Written request: In the records, change "Essential Words List" to "Core Word List" in the lines from the one containing "close-tab-icon[interactable]: × <box>1187" through the one containing "sidebar-item-login[interactable]: ⌨ Login <box>1014". Return only those lines, with everything else unchanged.

Input records:
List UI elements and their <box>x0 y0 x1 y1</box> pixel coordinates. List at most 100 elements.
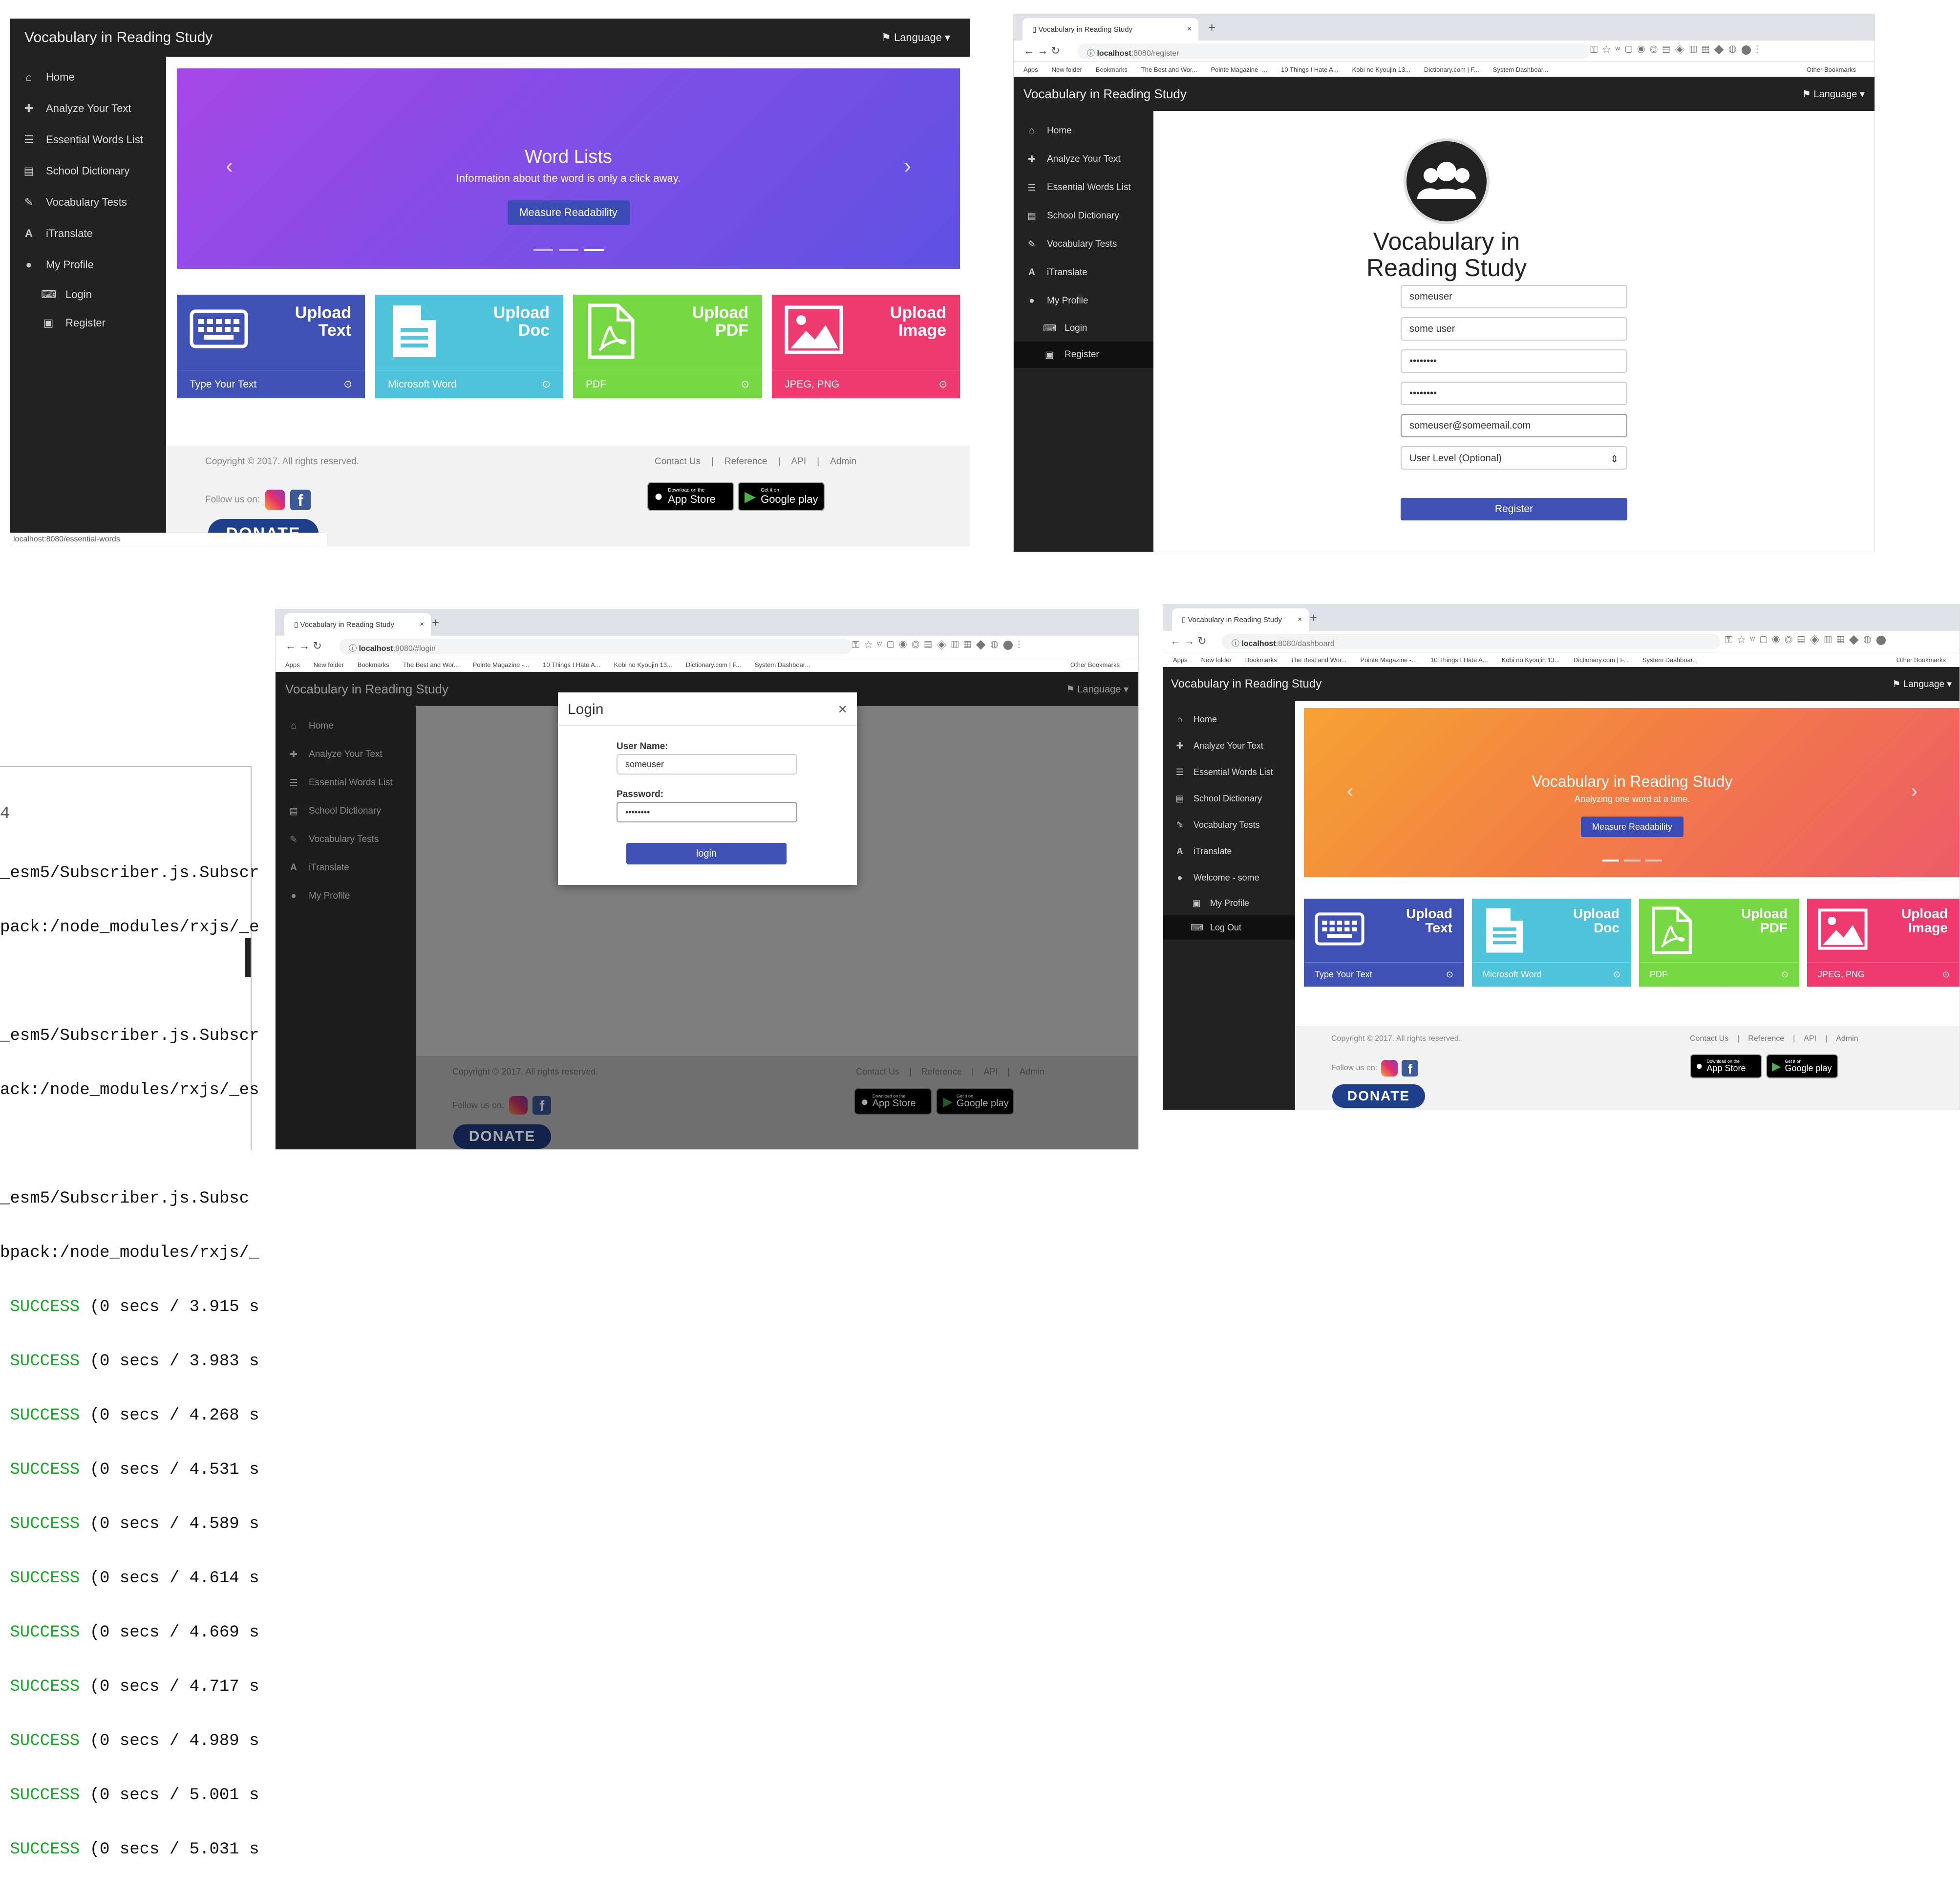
close-tab-icon[interactable]: × <box>1187 25 1192 33</box>
sidebar-item-essential[interactable]: ☰ Essential Words List <box>1163 759 1295 785</box>
upload-text-card[interactable]: Upload Text Type Your Text ⊙ <box>177 295 365 398</box>
sidebar-item-essential[interactable]: ☰ Essential Words List <box>1014 173 1153 202</box>
contact-link[interactable]: Contact Us <box>1690 1034 1728 1043</box>
bookmark[interactable]: Pointe Magazine -... <box>1211 66 1267 73</box>
bookmark[interactable]: System Dashboar... <box>1493 66 1548 73</box>
extensions-icon[interactable]: ⚿☆ʷ▢◉◎▤◈▥▦◆◍⬤⋮ <box>1590 44 1763 56</box>
app-title[interactable]: Vocabulary in Reading Study <box>1023 86 1187 102</box>
sidebar-item-tests[interactable]: ✎ Vocabulary Tests <box>276 825 416 854</box>
terminal-scrollbar[interactable] <box>245 938 251 977</box>
bookmark[interactable]: Apps <box>1173 656 1188 664</box>
sidebar-item-register[interactable]: ▣ Register <box>1014 342 1153 368</box>
bookmark[interactable]: 10 Things I Hate A... <box>1430 656 1488 664</box>
sidebar-item-login[interactable]: ⌨ Login <box>1014 315 1153 342</box>
carousel-indicator[interactable] <box>533 249 553 251</box>
close-icon[interactable]: × <box>838 700 847 718</box>
api-link[interactable]: API <box>791 456 807 467</box>
donate-button[interactable]: DONATE <box>453 1124 551 1149</box>
address-bar[interactable]: ⓘ localhost:8080/register <box>1077 43 1590 59</box>
bookmark[interactable]: New folder <box>1052 66 1082 73</box>
bookmark[interactable]: New folder <box>1201 656 1232 664</box>
language-dropdown[interactable]: ⚑ Language ▾ <box>1066 683 1129 695</box>
instagram-icon[interactable] <box>1381 1060 1398 1077</box>
extensions-icon[interactable]: ⚿☆ʷ▢◉◎▤◈▥▦◆◍⬤ <box>1725 635 1891 646</box>
bookmark[interactable]: Kobi no Kyoujin 13... <box>614 661 672 668</box>
sidebar-item-dictionary[interactable]: ▤ School Dictionary <box>276 797 416 825</box>
bookmark[interactable]: Pointe Magazine -... <box>472 661 529 668</box>
measure-readability-button[interactable]: Measure Readability <box>1581 817 1683 837</box>
facebook-icon[interactable]: f <box>1402 1060 1419 1077</box>
sidebar-item-logout[interactable]: ⌨ Log Out <box>1163 915 1295 940</box>
bookmark[interactable]: New folder <box>314 661 344 668</box>
sidebar-item-dictionary[interactable]: ▤ School Dictionary <box>1014 202 1153 230</box>
nav-buttons-icon[interactable]: ← → ↻ <box>1023 44 1060 57</box>
sidebar-item-welcome[interactable]: ● Welcome - some <box>1163 864 1295 891</box>
bookmark[interactable]: 10 Things I Hate A... <box>543 661 600 668</box>
sidebar-item-register[interactable]: ▣ Register <box>10 309 166 337</box>
bookmark[interactable]: Dictionary.com | F... <box>1424 66 1479 73</box>
language-dropdown[interactable]: ⚑ Language ▾ <box>1892 679 1952 690</box>
facebook-icon[interactable]: f <box>290 490 311 510</box>
upload-pdf-card[interactable]: Upload PDF PDF ⊙ <box>1639 899 1799 987</box>
bookmark[interactable]: Dictionary.com | F... <box>1574 656 1629 664</box>
sidebar-item-home[interactable]: ⌂ Home <box>1014 117 1153 145</box>
new-tab-icon[interactable]: + <box>1208 20 1215 35</box>
other-bookmarks[interactable]: Other Bookmarks <box>1070 661 1120 668</box>
sidebar-item-analyze[interactable]: ✚ Analyze Your Text <box>276 740 416 769</box>
bookmark[interactable]: The Best and Wor... <box>1291 656 1347 664</box>
bookmark[interactable]: System Dashboar... <box>1642 656 1698 664</box>
sidebar-item-essential[interactable]: ☰ Essential Words List <box>276 769 416 797</box>
upload-image-card[interactable]: Upload Image JPEG, PNG ⊙ <box>1807 899 1960 987</box>
sidebar-item-my-profile[interactable]: ▣ My Profile <box>1163 891 1295 915</box>
bookmark[interactable]: The Best and Wor... <box>1141 66 1197 73</box>
carousel-indicator[interactable] <box>1645 860 1662 861</box>
sidebar-item-home[interactable]: ⌂ Home <box>10 62 166 93</box>
app-title[interactable]: Vocabulary in Reading Study <box>1171 677 1321 691</box>
sidebar-item-profile[interactable]: ● My Profile <box>10 249 166 280</box>
sidebar-item-itranslate[interactable]: AiTranslate <box>1163 838 1295 864</box>
other-bookmarks[interactable]: Other Bookmarks <box>1896 656 1946 664</box>
app-store-badge[interactable]: ● Download on the App Store <box>1690 1054 1762 1078</box>
username-input[interactable] <box>617 754 797 775</box>
bookmark[interactable]: Dictionary.com | F... <box>686 661 741 668</box>
facebook-icon[interactable]: f <box>533 1096 552 1115</box>
api-link[interactable]: API <box>1804 1034 1816 1043</box>
close-tab-icon[interactable]: × <box>1298 615 1302 624</box>
browser-tab[interactable]: ▯ Vocabulary in Reading Study × <box>1023 18 1198 41</box>
nav-buttons-icon[interactable]: ← → ↻ <box>285 640 322 652</box>
instagram-icon[interactable] <box>509 1096 528 1115</box>
admin-link[interactable]: Admin <box>1020 1067 1044 1077</box>
sidebar-item-essential[interactable]: ☰ Essential Words List <box>10 124 166 155</box>
bookmark[interactable]: Bookmarks <box>1096 66 1128 73</box>
sidebar-item-home[interactable]: ⌂ Home <box>1163 706 1295 732</box>
sidebar-item-analyze[interactable]: ✚ Analyze Your Text <box>1014 145 1153 173</box>
reference-link[interactable]: Reference <box>1748 1034 1784 1043</box>
password-input[interactable] <box>617 802 797 822</box>
app-store-badge[interactable]: ● Download on the App Store <box>647 482 734 511</box>
bookmark[interactable]: Apps <box>285 661 300 668</box>
email-field[interactable] <box>1401 414 1627 437</box>
register-button[interactable]: Register <box>1401 498 1627 520</box>
bookmark[interactable]: Kobi no Kyoujin 13... <box>1502 656 1560 664</box>
sidebar-item-login[interactable]: ⌨ Login <box>10 280 166 309</box>
carousel-indicator[interactable] <box>584 249 604 251</box>
contact-link[interactable]: Contact Us <box>655 456 701 467</box>
nav-buttons-icon[interactable]: ← → ↻ <box>1170 635 1207 647</box>
contact-link[interactable]: Contact Us <box>856 1067 899 1077</box>
sidebar-item-itranslate[interactable]: AiTranslate <box>1014 258 1153 287</box>
sidebar-item-profile[interactable]: ● My Profile <box>1014 287 1153 315</box>
carousel-indicator[interactable] <box>558 249 578 251</box>
upload-doc-card[interactable]: Upload Doc Microsoft Word ⊙ <box>1472 899 1631 987</box>
bookmark[interactable]: The Best and Wor... <box>403 661 459 668</box>
upload-pdf-card[interactable]: Upload PDF PDF ⊙ <box>573 295 762 398</box>
browser-tab[interactable]: ▯ Vocabulary in Reading Study × <box>284 613 431 636</box>
upload-doc-card[interactable]: Upload Doc Microsoft Word ⊙ <box>375 295 563 398</box>
upload-image-card[interactable]: Upload Image JPEG, PNG ⊙ <box>772 295 960 398</box>
carousel-indicator[interactable] <box>1602 860 1619 861</box>
google-play-badge[interactable]: ▶ Get it on Google play <box>738 482 825 511</box>
sidebar-item-tests[interactable]: ✎ Vocabulary Tests <box>1014 230 1153 258</box>
admin-link[interactable]: Admin <box>830 456 856 467</box>
sidebar-item-dictionary[interactable]: ▤ School Dictionary <box>10 155 166 187</box>
sidebar-item-dictionary[interactable]: ▤ School Dictionary <box>1163 785 1295 812</box>
address-bar[interactable]: ⓘ localhost:8080/#login <box>339 639 852 654</box>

Response to this exercise:
close-tab-icon[interactable]: × <box>1187 25 1192 33</box>
sidebar-item-essential[interactable]: ☰ Core Word List <box>1163 759 1295 785</box>
upload-text-card[interactable]: Upload Text Type Your Text ⊙ <box>177 295 365 398</box>
sidebar-item-essential[interactable]: ☰ Core Word List <box>1014 173 1153 202</box>
contact-link[interactable]: Contact Us <box>1690 1034 1728 1043</box>
bookmark[interactable]: Pointe Magazine -... <box>1211 66 1267 73</box>
bookmark[interactable]: System Dashboar... <box>1493 66 1548 73</box>
extensions-icon[interactable]: ⚿☆ʷ▢◉◎▤◈▥▦◆◍⬤⋮ <box>1590 44 1763 56</box>
app-title[interactable]: Vocabulary in Reading Study <box>1023 86 1187 102</box>
sidebar-item-tests[interactable]: ✎ Vocabulary Tests <box>276 825 416 854</box>
terminal-scrollbar[interactable] <box>245 938 251 977</box>
bookmark[interactable]: Apps <box>1173 656 1188 664</box>
sidebar-item-register[interactable]: ▣ Register <box>1014 342 1153 368</box>
bookmark[interactable]: 10 Things I Hate A... <box>1430 656 1488 664</box>
sidebar-item-login[interactable]: ⌨ Login <box>1014 315 1153 342</box>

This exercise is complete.